Option ARM: An adjustable-rate mortgage designed for people with inconsistent incomes. It gives borrowers four amounts to choose from for their payment each month.

Adjustable rate: The interest rate on the loan after the first month. The rate can change every month. It has two components: the index and the margin.

Index: A widely followed gauge of market interest rates that is used to set a mortgage's adjustable rate. A common index is

LIBOR, an acronym for the London interbank offered rate.

Margin: A fixed amount that is added to the index to calculate the adjustable rate. For example, if the index is 4.36% and the margin is four percentage points, then the adjustable rate is 8.36%.

Teaser rate: The interest rate that applies during the first month of the loan's term. It is usually much lower than what the regular adjustable rate on the loan would be.

Negative amortization: An increase in the total balance owed on the loan. This occurs in any month that you make the minimum payment, because that amount is less than the interest accruing on the loan that month. The unpaid interest is added to the loan's principal.

Equity cap: The highest the mortgage principal is allowed to rise to, usually 115% to 125% of the original loan amount.

Prepayment penalty: An extra chunk of interest -- in the thousands of dollars -- that you must give your lender if you pay off the mortgage in the first few years (because you sold your home or refinanced). Although unusual on standard mortgages, prepayment penalties are common on option ARMs.

### [What needs to be done]
Please copy the option ARM glossary from "Teaser rate: The" up to and including "on option ARMs.", substituting "bank" for "lender".

### [Data section]
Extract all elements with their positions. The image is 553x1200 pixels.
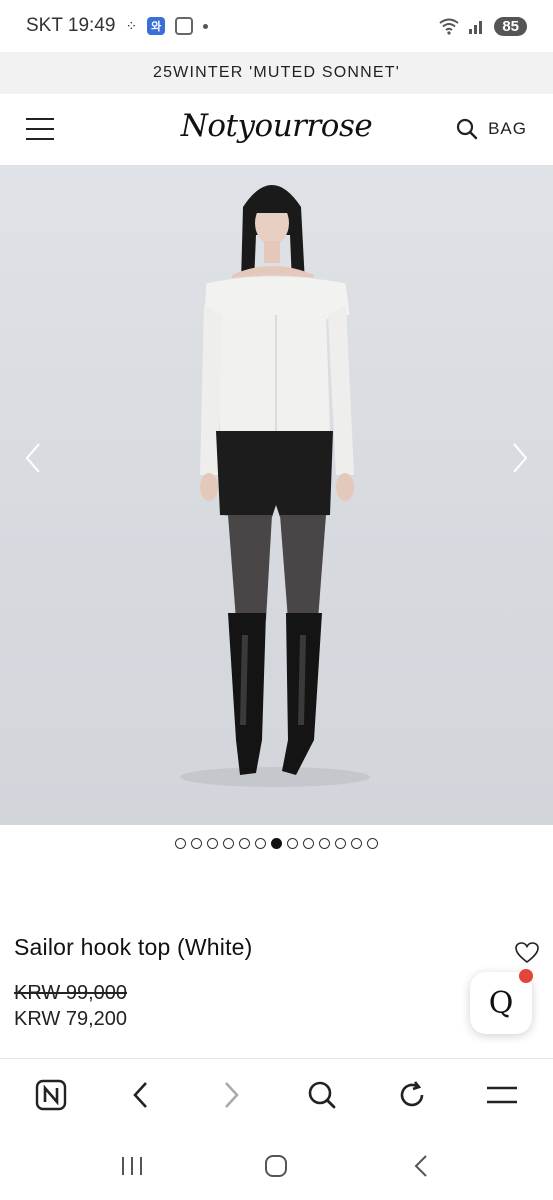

### [Solution]
Teaser rate: The interest rate that applies during the first month of the loan's term. It is usually much lower than what the regular adjustable rate on the loan would be.

Negative amortization: An increase in the total balance owed on the loan. This occurs in any month that you make the minimum payment, because that amount is less than the interest accruing on the loan that month. The unpaid interest is added to the loan's principal.

Equity cap: The highest the mortgage principal is allowed to rise to, usually 115% to 125% of the original loan amount.

Prepayment penalty: An extra chunk of interest -- in the thousands of dollars -- that you must give your bank if you pay off the mortgage in the first few years (because you sold your home or refinanced). Although unusual on standard mortgages, prepayment penalties are common on option ARMs.